*Dataset records on visual material*.
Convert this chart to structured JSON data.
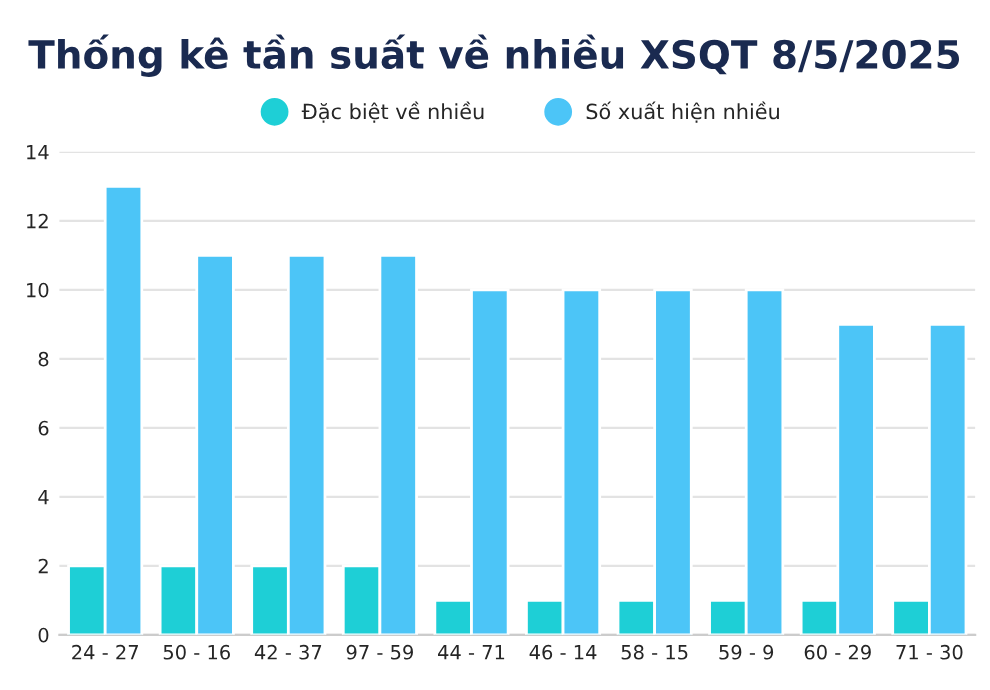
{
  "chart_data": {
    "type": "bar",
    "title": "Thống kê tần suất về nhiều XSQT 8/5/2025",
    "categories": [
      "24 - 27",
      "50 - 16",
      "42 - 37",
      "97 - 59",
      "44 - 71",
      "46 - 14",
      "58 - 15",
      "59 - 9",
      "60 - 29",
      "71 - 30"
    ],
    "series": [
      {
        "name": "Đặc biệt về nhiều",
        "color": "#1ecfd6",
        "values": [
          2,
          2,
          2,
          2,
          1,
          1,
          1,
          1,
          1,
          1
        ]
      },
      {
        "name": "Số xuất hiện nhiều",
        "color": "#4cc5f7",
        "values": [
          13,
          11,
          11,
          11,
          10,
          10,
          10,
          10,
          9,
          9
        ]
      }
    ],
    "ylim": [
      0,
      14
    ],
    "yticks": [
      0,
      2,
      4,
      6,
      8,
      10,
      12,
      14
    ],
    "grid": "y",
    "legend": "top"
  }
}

*DIRECTIONS*. Gather every line from the listing above in which the word "name" appears.

*OUTPUT FOR THIS TASK*.
        "name": "Đặc biệt về nhiều",
        "name": "Số xuất hiện nhiều",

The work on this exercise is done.